### Records from a data source

** START **

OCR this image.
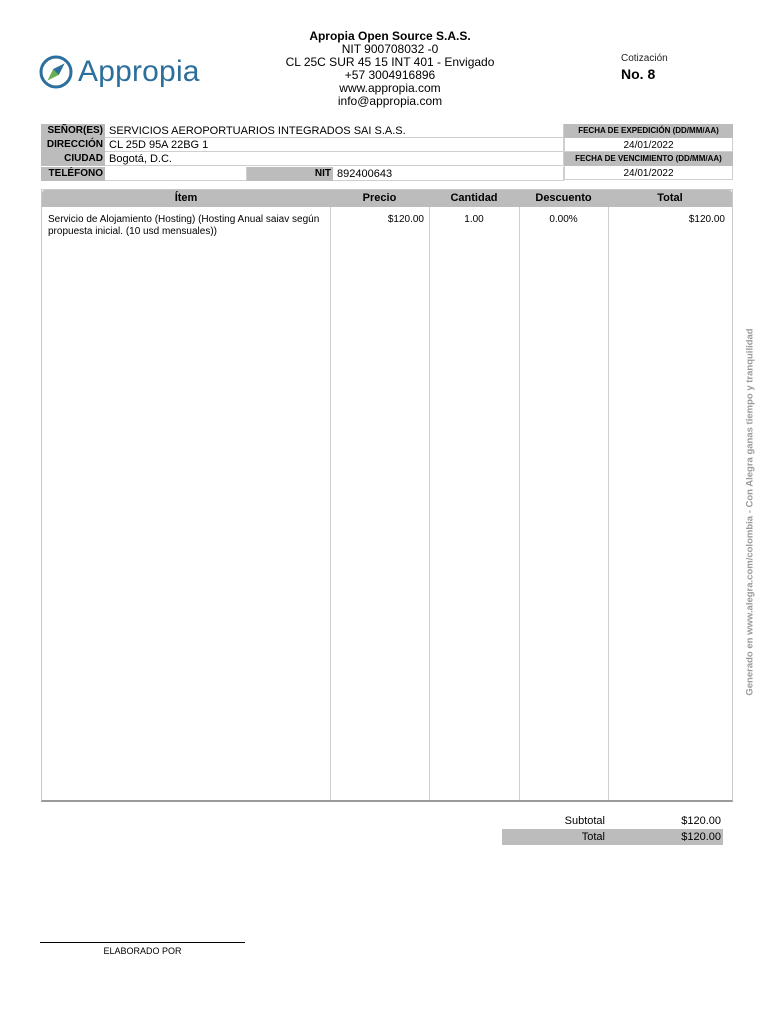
Appropia
Apropia Open Source S.A.S.
NIT 900708032 -0
CL 25C SUR 45 15 INT 401 - Envigado
+57 3004916896
www.appropia.com
info@appropia.com
Cotización
No. 8
SEÑOR(ES) SERVICIOS AEROPORTUARIOS INTEGRADOS SAI S.A.S.
DIRECCIÓN CL 25D 95A 22BG 1
CIUDAD Bogotá, D.C.
TELÉFONO	NIT 892400643
FECHA DE EXPEDICIÓN (DD/MM/AA)
24/01/2022
FECHA DE VENCIMIENTO (DD/MM/AA)
24/01/2022
Ítem	Precio	Cantidad	Descuento	Total
Servicio de Alojamiento (Hosting) (Hosting Anual saiav según propuesta inicial. (10 usd mensuales))
$120.00	1.00	0.00%	$120.00
Subtotal	$120.00
Total	$120.00
ELABORADO POR
Generado en www.alegra.com/colombia - Con Alegra ganas tiempo y tranquilidad
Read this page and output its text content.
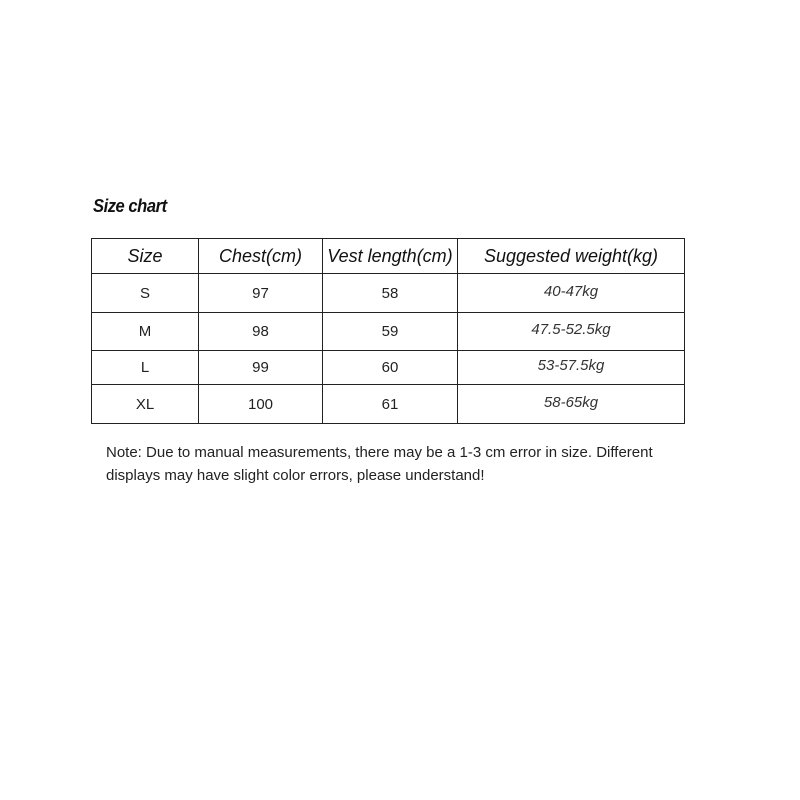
Size chart
Size	Chest(cm)	Vest length(cm)	Suggested weight(kg)
S	97	58	40-47kg
M	98	59	47.5-52.5kg
L	99	60	53-57.5kg
XL	100	61	58-65kg
Note: Due to manual measurements, there may be a 1-3 cm error in size. Different
displays may have slight color errors, please understand!
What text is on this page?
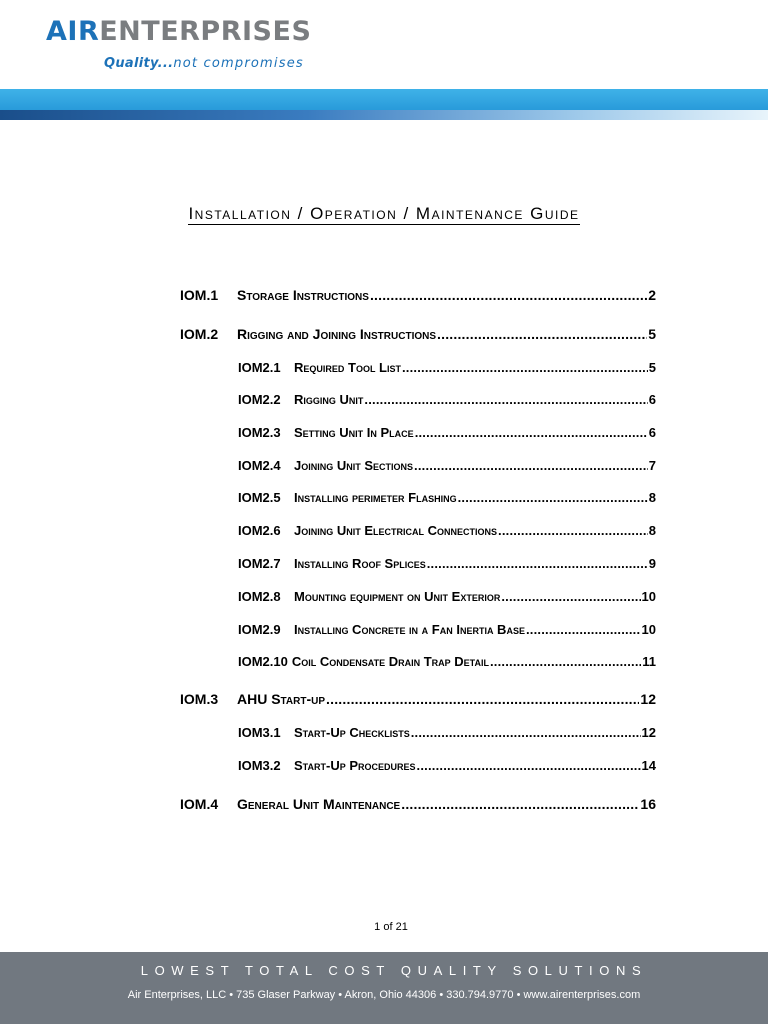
AIRENTERPRISES
Quality...not compromises
Installation / Operation / Maintenance Guide
IOM.1	Storage Instructions .....	2
IOM.2	Rigging and Joining Instructions .....	5
IOM2.1	Required Tool List .....	5
IOM2.2	Rigging Unit .....	6
IOM2.3	Setting Unit In Place .....	6
IOM2.4	Joining Unit Sections .....	7
IOM2.5	Installing perimeter Flashing .....	8
IOM2.6	Joining Unit Electrical Connections .....	8
IOM2.7	Installing Roof Splices .....	9
IOM2.8	Mounting equipment on Unit Exterior .....	10
IOM2.9	Installing Concrete in a Fan Inertia Base .....	10
IOM2.10 Coil Condensate Drain Trap Detail .....	11
IOM.3	AHU Start-up .....	12
IOM3.1	Start-Up Checklists .....	12
IOM3.2	Start-Up Procedures .....	14
IOM.4	General Unit Maintenance .....	16
1 of 21
LOWEST TOTAL COST QUALITY SOLUTIONS
Air Enterprises, LLC • 735 Glaser Parkway • Akron, Ohio 44306 • 330.794.9770 • www.airenterprises.com
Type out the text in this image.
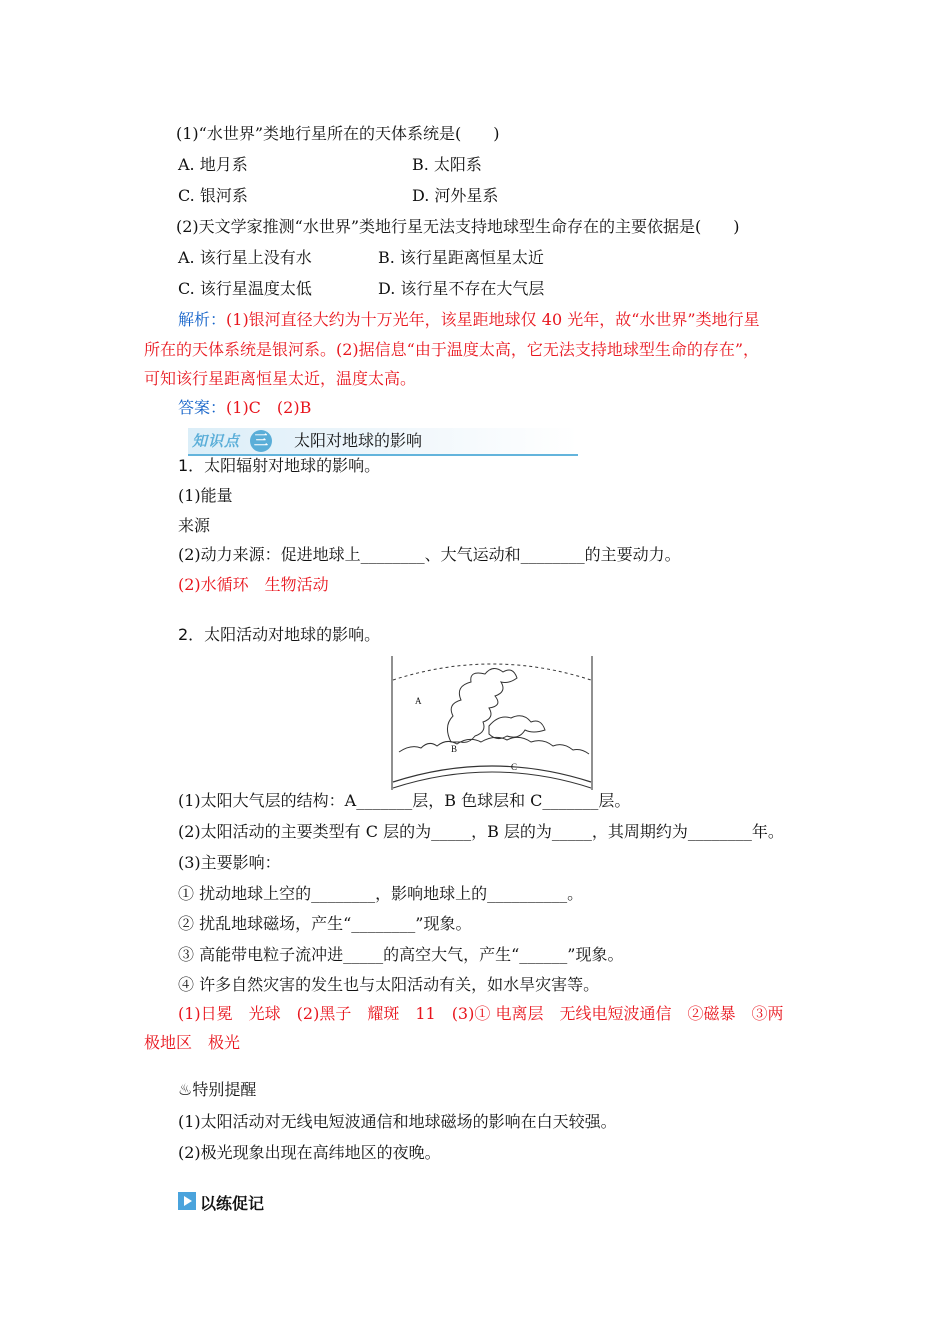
(1)“水世界”类地行星所在的天体系统是(　　)
A. 地月系	B. 太阳系
C. 银河系	D. 河外星系
(2)天文学家推测“水世界”类地行星无法支持地球型生命存在的主要依据是(　　)
A. 该行星上没有水	B. 该行星距离恒星太近
C. 该行星温度太低	D. 该行星不存在大气层
解析：(1)银河直径大约为十万光年，该星距地球仅 40 光年，故“水世界”类地行星
所在的天体系统是银河系。(2)据信息“由于温度太高，它无法支持地球型生命的存在”，
可知该行星距离恒星太近，温度太高。
答案：(1)C　(2)B
知识点 三 太阳对地球的影响
1．太阳辐射对地球的影响。
(1)能量
来源
(2)动力来源：促进地球上________、大气运动和________的主要动力。
(2)水循环　生物活动
2．太阳活动对地球的影响。
A
B
C
(1)太阳大气层的结构：A_______层，B 色球层和 C_______层。
(2)太阳活动的主要类型有 C 层的为_____，B 层的为_____，其周期约为________年。
(3)主要影响：
① 扰动地球上空的________，影响地球上的__________。
② 扰乱地球磁场，产生“________”现象。
③ 高能带电粒子流冲进_____的高空大气，产生“______”现象。
④ 许多自然灾害的发生也与太阳活动有关，如水旱灾害等。
(1)日冕　光球　(2)黑子　耀斑　11　(3)① 电离层　无线电短波通信　②磁暴　③两
极地区　极光
♨特别提醒
(1)太阳活动对无线电短波通信和地球磁场的影响在白天较强。
(2)极光现象出现在高纬地区的夜晚。
以练促记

** END **

### WHAT THE EXERCISE ASKS
Pick out the lines that contain "image" and copy them.

### COMPLETE ANSWER
OCR this image.
Type out the text in this image.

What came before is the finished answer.